__What this task involves__: Single out the lines that include the word "Textil". Copy them.

— BEGIN Data supplied —

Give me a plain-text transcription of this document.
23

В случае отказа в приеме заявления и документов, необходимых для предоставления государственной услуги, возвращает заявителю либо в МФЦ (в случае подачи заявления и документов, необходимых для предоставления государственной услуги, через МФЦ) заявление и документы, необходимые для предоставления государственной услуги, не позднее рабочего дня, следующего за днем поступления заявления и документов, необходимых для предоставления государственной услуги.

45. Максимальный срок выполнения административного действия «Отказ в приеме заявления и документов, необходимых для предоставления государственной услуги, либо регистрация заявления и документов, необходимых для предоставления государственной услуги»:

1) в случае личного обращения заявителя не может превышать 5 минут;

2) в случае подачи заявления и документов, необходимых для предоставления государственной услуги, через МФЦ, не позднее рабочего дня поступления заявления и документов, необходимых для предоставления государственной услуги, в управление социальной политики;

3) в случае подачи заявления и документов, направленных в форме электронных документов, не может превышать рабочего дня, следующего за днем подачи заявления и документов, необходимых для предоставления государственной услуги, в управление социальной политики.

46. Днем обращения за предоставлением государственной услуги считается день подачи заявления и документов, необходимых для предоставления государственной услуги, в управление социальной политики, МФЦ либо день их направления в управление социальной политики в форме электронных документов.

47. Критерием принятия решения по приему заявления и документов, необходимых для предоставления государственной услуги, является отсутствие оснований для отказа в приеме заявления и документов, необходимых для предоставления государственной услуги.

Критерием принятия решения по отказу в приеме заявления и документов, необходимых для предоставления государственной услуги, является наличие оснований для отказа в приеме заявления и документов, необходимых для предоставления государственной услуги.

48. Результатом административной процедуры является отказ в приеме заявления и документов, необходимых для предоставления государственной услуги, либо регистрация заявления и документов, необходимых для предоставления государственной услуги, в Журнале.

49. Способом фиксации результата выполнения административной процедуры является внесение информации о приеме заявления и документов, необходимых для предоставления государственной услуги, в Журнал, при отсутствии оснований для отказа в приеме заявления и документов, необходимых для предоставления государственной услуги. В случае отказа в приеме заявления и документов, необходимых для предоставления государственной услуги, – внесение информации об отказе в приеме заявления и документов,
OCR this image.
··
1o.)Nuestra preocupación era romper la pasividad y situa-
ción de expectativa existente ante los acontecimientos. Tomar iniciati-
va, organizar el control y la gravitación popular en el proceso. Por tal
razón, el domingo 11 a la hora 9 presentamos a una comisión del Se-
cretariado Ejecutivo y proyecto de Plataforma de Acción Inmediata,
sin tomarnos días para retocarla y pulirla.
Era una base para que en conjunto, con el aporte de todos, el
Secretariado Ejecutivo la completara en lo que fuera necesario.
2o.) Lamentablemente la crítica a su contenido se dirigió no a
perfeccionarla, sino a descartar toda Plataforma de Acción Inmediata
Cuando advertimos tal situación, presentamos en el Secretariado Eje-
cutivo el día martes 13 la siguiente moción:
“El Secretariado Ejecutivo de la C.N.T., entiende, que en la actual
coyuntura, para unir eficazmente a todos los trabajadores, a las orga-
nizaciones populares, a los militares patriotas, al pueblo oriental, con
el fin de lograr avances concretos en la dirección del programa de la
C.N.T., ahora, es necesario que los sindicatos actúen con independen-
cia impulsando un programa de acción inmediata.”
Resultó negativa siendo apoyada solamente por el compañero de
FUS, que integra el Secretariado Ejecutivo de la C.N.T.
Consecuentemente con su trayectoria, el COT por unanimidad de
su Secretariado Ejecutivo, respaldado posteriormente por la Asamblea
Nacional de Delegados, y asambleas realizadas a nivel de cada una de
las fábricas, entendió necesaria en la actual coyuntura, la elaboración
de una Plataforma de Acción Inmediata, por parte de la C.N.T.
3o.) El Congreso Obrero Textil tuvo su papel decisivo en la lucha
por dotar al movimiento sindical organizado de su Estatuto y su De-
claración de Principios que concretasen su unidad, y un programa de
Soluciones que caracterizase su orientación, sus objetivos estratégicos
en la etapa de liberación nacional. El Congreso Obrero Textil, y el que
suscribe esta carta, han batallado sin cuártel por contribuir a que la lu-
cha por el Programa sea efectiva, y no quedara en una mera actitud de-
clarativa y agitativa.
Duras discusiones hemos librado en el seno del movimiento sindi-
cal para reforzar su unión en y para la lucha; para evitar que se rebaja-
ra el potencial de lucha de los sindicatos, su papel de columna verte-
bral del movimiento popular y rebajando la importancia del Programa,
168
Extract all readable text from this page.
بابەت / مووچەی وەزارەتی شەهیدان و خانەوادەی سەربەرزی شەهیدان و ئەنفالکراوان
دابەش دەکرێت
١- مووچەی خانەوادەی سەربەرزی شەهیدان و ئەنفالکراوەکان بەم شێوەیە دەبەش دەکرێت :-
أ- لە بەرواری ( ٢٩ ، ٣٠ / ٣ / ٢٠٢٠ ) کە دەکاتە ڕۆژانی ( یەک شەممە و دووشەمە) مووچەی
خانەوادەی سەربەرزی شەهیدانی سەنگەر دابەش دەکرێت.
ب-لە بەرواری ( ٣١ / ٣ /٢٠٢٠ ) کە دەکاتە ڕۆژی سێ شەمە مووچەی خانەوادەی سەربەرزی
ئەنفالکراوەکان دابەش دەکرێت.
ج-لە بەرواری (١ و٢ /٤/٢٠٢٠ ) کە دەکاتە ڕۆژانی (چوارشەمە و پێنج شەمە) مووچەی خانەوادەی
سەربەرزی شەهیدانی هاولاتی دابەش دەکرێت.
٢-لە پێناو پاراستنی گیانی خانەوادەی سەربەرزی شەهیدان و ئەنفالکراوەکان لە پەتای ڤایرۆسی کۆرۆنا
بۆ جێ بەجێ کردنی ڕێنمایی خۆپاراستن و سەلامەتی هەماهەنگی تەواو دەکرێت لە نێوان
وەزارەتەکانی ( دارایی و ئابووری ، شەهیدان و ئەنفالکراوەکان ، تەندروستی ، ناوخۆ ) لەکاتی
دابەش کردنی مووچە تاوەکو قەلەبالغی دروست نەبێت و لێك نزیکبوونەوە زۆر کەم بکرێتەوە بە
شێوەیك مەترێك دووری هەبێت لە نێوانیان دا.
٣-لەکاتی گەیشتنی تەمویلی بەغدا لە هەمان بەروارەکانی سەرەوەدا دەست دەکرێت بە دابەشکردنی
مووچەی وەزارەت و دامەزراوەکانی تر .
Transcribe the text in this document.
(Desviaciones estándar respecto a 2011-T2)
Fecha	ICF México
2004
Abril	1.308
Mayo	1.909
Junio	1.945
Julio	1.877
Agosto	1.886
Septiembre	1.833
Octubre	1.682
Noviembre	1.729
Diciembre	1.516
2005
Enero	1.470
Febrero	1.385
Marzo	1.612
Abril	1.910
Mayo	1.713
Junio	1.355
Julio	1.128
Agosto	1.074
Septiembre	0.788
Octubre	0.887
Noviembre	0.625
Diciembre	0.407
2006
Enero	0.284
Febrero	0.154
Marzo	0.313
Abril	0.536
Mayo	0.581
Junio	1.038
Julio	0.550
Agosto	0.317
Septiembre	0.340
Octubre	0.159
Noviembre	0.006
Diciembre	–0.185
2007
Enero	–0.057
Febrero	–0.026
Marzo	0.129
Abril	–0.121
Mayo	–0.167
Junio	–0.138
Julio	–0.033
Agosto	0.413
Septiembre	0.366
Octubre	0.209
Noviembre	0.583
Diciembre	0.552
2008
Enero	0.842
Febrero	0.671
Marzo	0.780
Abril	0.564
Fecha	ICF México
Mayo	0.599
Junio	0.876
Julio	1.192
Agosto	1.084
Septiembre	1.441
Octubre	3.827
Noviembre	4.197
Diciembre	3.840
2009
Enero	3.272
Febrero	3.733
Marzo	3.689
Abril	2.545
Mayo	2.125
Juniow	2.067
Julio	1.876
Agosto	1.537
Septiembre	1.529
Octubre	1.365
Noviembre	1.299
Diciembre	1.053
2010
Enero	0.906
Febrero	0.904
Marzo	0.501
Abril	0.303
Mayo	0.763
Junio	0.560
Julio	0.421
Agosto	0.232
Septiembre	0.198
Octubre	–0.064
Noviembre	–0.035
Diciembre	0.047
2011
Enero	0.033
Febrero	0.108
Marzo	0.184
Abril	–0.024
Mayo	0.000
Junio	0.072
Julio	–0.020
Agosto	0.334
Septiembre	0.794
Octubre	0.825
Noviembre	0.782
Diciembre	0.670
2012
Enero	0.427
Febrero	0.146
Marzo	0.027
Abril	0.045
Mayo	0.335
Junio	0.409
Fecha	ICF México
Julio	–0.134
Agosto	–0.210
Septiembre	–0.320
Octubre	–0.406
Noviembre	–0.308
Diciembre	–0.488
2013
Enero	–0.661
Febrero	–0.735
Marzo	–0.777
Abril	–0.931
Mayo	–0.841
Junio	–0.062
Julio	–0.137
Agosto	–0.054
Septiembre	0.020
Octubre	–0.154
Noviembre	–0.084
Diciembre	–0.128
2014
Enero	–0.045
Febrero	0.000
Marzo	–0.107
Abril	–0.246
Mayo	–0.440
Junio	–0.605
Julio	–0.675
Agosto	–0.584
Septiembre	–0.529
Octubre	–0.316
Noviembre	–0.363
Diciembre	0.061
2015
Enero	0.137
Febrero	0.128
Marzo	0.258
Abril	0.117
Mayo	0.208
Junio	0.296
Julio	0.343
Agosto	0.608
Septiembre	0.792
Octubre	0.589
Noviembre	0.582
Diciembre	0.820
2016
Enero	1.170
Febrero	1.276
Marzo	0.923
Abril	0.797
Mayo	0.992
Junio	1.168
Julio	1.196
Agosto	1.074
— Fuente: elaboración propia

— END Data supplied —

__Exercise answer__:
3o.) El Congreso Obrero Textil tuvo su papel decisivo en la lucha
en la etapa de liberación nacional. El Congreso Obrero Textil, y el que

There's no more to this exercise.